Some records
════════════════════
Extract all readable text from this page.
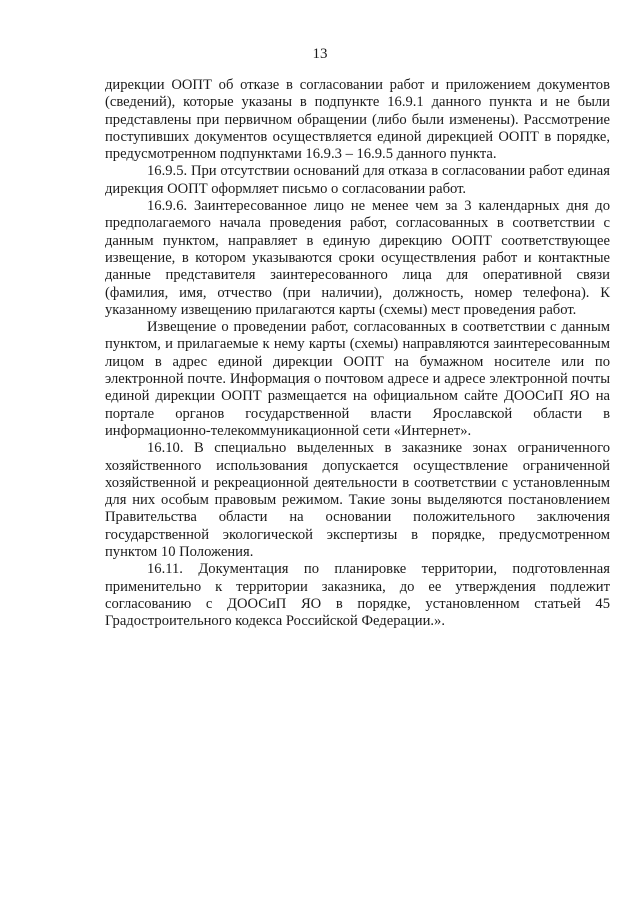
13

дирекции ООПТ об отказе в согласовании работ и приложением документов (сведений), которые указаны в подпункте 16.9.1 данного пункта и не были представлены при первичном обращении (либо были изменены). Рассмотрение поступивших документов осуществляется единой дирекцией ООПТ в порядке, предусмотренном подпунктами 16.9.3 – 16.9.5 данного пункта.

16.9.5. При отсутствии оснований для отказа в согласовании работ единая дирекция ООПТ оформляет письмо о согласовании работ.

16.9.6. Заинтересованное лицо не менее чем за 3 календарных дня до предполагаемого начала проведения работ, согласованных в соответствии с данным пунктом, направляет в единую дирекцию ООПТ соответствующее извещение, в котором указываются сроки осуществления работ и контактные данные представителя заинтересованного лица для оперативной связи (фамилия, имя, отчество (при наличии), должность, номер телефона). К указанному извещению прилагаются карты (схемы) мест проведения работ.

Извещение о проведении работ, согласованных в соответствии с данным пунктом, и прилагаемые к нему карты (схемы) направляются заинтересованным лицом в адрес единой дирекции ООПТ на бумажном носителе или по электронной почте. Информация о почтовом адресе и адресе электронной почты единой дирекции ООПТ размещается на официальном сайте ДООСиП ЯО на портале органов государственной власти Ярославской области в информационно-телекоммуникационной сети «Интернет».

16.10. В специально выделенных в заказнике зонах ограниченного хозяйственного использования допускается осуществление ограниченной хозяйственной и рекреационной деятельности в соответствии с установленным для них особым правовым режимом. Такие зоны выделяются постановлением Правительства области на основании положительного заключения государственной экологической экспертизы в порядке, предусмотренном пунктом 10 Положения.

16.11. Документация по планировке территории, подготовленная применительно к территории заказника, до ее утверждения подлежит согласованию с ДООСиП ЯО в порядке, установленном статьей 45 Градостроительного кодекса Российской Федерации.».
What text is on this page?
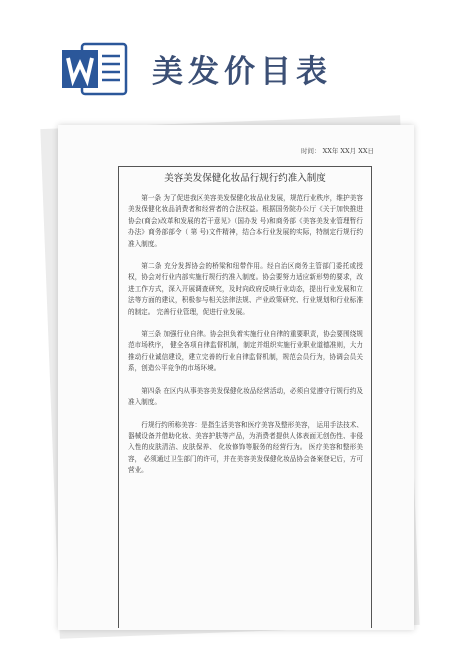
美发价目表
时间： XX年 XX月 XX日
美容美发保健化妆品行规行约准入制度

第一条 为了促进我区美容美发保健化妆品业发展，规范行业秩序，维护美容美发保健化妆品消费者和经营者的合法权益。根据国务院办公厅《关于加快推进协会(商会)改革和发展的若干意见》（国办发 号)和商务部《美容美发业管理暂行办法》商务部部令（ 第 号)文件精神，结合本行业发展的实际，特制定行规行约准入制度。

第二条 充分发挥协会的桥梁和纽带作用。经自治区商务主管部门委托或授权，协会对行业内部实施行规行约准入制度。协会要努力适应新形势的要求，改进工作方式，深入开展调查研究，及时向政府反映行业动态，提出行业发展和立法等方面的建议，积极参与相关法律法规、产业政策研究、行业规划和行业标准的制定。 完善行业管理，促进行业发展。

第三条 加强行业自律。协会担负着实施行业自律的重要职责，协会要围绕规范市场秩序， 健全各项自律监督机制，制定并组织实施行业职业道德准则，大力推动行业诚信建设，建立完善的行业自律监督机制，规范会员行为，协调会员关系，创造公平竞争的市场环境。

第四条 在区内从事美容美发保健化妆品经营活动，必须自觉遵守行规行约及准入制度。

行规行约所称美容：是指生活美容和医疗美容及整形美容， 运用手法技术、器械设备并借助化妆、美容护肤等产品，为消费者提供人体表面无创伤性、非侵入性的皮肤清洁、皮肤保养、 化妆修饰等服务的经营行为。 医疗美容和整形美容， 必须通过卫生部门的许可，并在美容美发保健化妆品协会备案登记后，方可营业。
════════════════════
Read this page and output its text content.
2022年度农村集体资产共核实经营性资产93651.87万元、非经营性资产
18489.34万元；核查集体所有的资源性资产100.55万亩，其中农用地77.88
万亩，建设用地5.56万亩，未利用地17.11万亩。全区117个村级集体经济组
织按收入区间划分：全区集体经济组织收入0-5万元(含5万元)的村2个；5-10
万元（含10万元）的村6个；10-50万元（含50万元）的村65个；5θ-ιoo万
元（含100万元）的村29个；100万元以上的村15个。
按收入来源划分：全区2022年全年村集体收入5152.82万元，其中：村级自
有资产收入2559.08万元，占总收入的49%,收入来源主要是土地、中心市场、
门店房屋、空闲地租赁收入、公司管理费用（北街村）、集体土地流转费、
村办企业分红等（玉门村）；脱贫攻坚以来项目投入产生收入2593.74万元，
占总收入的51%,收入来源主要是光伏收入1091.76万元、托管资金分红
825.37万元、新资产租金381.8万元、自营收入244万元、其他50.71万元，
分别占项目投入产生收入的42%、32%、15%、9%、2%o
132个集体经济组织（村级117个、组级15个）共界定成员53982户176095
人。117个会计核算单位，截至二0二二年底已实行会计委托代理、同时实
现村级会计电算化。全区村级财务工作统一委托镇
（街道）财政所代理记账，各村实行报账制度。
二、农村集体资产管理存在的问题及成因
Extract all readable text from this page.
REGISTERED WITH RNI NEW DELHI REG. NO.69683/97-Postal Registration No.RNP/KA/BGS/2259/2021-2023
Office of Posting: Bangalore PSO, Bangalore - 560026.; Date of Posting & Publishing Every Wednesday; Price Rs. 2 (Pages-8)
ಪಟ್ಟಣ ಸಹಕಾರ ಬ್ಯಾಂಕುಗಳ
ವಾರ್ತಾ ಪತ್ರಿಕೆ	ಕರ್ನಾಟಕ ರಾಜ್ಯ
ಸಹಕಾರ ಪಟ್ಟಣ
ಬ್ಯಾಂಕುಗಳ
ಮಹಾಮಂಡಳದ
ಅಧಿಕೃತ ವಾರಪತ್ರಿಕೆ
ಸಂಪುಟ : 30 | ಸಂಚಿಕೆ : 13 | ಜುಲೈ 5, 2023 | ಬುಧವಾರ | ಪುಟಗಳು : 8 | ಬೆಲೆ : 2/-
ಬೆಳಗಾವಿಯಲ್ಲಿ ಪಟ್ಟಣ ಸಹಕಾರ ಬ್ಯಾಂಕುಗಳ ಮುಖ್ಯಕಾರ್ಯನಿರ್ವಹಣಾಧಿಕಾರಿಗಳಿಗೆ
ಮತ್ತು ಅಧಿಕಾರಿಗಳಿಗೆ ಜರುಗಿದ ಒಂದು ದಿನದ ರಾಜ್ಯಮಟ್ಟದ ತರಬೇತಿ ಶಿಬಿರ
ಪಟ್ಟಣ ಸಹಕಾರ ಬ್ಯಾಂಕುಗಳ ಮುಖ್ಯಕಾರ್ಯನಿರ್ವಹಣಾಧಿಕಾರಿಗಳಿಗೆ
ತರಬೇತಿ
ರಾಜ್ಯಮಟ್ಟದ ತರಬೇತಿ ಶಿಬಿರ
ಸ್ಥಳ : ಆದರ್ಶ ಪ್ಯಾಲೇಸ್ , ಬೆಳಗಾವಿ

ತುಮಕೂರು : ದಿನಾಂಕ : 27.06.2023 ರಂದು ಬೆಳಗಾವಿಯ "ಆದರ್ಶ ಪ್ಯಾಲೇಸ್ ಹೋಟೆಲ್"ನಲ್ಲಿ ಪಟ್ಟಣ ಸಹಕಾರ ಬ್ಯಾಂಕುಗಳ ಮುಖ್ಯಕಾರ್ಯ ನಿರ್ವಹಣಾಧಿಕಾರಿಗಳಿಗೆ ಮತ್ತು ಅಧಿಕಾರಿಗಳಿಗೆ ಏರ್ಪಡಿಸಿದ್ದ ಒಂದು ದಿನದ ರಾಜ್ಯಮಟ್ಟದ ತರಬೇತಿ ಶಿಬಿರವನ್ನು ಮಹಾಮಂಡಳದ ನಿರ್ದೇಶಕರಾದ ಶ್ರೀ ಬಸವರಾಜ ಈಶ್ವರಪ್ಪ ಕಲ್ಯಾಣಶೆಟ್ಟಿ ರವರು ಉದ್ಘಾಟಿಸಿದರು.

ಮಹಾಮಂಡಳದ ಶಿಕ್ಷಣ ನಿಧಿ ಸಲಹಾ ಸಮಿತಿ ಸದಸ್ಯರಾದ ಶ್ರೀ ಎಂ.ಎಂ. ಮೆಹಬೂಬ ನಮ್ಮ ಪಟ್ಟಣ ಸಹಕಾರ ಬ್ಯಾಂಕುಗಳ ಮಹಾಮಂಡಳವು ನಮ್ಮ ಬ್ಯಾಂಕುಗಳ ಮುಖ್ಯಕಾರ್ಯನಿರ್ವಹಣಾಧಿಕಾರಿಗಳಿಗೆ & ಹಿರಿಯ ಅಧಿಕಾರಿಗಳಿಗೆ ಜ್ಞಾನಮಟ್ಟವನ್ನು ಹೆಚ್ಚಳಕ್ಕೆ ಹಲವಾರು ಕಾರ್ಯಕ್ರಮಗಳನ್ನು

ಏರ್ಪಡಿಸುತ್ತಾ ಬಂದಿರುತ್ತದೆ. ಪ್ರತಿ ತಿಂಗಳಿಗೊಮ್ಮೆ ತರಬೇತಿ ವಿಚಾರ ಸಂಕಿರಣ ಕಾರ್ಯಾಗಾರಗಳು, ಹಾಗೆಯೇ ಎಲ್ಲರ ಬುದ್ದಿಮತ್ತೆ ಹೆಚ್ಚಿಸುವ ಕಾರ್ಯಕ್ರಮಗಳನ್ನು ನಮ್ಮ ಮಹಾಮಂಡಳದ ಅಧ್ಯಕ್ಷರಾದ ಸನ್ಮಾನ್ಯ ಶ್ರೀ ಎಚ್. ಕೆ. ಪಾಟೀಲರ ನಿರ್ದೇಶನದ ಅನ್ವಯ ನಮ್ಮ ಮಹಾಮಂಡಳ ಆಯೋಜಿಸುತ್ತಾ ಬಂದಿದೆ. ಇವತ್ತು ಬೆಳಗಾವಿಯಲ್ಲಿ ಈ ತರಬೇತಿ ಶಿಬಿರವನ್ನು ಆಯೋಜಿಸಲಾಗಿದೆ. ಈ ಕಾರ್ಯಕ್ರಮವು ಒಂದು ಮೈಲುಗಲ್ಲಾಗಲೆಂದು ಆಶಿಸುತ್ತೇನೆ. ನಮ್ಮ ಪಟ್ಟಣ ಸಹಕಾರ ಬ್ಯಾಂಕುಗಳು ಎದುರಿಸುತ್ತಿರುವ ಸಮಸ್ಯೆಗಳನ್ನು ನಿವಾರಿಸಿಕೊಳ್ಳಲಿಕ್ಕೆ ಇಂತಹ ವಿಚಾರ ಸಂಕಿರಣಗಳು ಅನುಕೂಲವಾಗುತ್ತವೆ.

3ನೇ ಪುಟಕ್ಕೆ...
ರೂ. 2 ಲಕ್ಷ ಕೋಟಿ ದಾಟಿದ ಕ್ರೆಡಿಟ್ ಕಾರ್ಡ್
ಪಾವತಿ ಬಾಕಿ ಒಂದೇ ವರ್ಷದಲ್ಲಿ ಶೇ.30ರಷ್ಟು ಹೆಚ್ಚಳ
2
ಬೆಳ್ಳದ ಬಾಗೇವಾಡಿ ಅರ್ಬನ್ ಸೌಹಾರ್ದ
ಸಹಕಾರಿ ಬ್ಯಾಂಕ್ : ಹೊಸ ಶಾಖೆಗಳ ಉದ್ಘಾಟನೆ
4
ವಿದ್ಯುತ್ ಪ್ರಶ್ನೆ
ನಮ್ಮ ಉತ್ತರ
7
════════════════════
Select all lines in the listing that include the word "ರಮಗಳನ".

ಮಹಾಮಂಡಳದ ಶಿಕ್ಷಣ ನಿಧಿ ಸಲಹಾ ಸಮಿತಿ ಸದಸ್ಯರಾದ ಶ್ರೀ ಎಂ.ಎಂ. ಮೆಹಬೂಬ ನಮ್ಮ ಪಟ್ಟಣ ಸಹಕಾರ ಬ್ಯಾಂಕುಗಳ ಮಹಾಮಂಡಳವು ನಮ್ಮ ಬ್ಯಾಂಕುಗಳ ಮುಖ್ಯಕಾರ್ಯನಿರ್ವಹಣಾಧಿಕಾರಿಗಳಿಗೆ & ಹಿರಿಯ ಅಧಿಕಾರಿಗಳಿಗೆ ಜ್ಞಾನಮಟ್ಟವನ್ನು ಹೆಚ್ಚಳಕ್ಕೆ ಹಲವಾರು ಕಾರ್ಯಕ್ರಮಗಳನ್ನು
ಏರ್ಪಡಿಸುತ್ತಾ ಬಂದಿರುತ್ತದೆ. ಪ್ರತಿ ತಿಂಗಳಿಗೊಮ್ಮೆ ತರಬೇತಿ ವಿಚಾರ ಸಂಕಿರಣ ಕಾರ್ಯಾಗಾರಗಳು, ಹಾಗೆಯೇ ಎಲ್ಲರ ಬುದ್ದಿಮತ್ತೆ ಹೆಚ್ಚಿಸುವ ಕಾರ್ಯಕ್ರಮಗಳನ್ನು ನಮ್ಮ ಮಹಾಮಂಡಳದ ಅಧ್ಯಕ್ಷರಾದ ಸನ್ಮಾನ್ಯ ಶ್ರೀ ಎಚ್. ಕೆ. ಪಾಟೀಲರ ನಿರ್ದೇಶನದ ಅನ್ವಯ ನಮ್ಮ ಮಹಾಮಂಡಳ ಆಯೋಜಿಸುತ್ತಾ ಬಂದಿದೆ. ಇವತ್ತು ಬೆಳಗಾವಿಯಲ್ಲಿ ಈ ತರಬೇತಿ ಶಿಬಿರವನ್ನು ಆಯೋಜಿಸಲಾಗಿದೆ. ಈ ಕಾರ್ಯಕ್ರಮವು ಒಂದು ಮೈಲುಗಲ್ಲಾಗಲೆಂದು ಆಶಿಸುತ್ತೇನೆ. ನಮ್ಮ ಪಟ್ಟಣ ಸಹಕಾರ ಬ್ಯಾಂಕುಗಳು ಎದುರಿಸುತ್ತಿರುವ ಸಮಸ್ಯೆಗಳನ್ನು ನಿವಾರಿಸಿಕೊಳ್ಳಲಿಕ್ಕೆ ಇಂತಹ ವಿಚಾರ ಸಂಕಿರಣಗಳು ಅನುಕೂಲವಾಗುತ್ತವೆ.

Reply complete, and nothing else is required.